#### Stated goal:
Scan the data below for the string "link". Show every line where it turns up.

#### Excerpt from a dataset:
☆ ☆ ☆ ☆ ☆ ☆ ☆

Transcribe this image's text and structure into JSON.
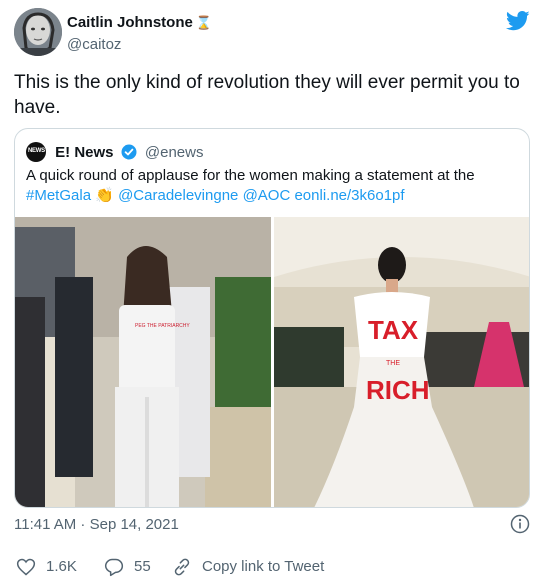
{
  "author": {
    "name": "Caitlin Johnstone",
    "badge": "⌛",
    "handle": "@caitoz"
  },
  "tweet": {
    "text": "This is the only kind of revolution they will ever permit you to have."
  },
  "quote": {
    "logo_text": "NEWS",
    "name": "E! News",
    "handle": "@enews",
    "text_line1": "A quick round of applause for the women making a statement at the",
    "hashtag": "#MetGala",
    "emoji": "👏",
    "mention1": "@Caradelevingne",
    "mention2": "@AOC",
    "link": "eonli.ne/3k6o1pf",
    "image_left_text": "PEG THE PATRIARCHY",
    "image_right_text1": "TAX",
    "image_right_text2": "THE",
    "image_right_text3": "RICH"
  },
  "meta": {
    "timestamp": "11:41 AM · Sep 14, 2021"
  },
  "actions": {
    "likes": "1.6K",
    "replies": "55",
    "copy_link": "Copy link to Tweet"
  },
  "colors": {
    "accent": "#1d9bf0",
    "text": "#0f1419",
    "muted": "#536471",
    "border": "#cfd9de"
  }
}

☆ ☆ ☆ ☆ ☆ ☆ ☆

#### Task response:
    "link": "eonli.ne/3k6o1pf",
    "copy_link": "Copy link to Tweet"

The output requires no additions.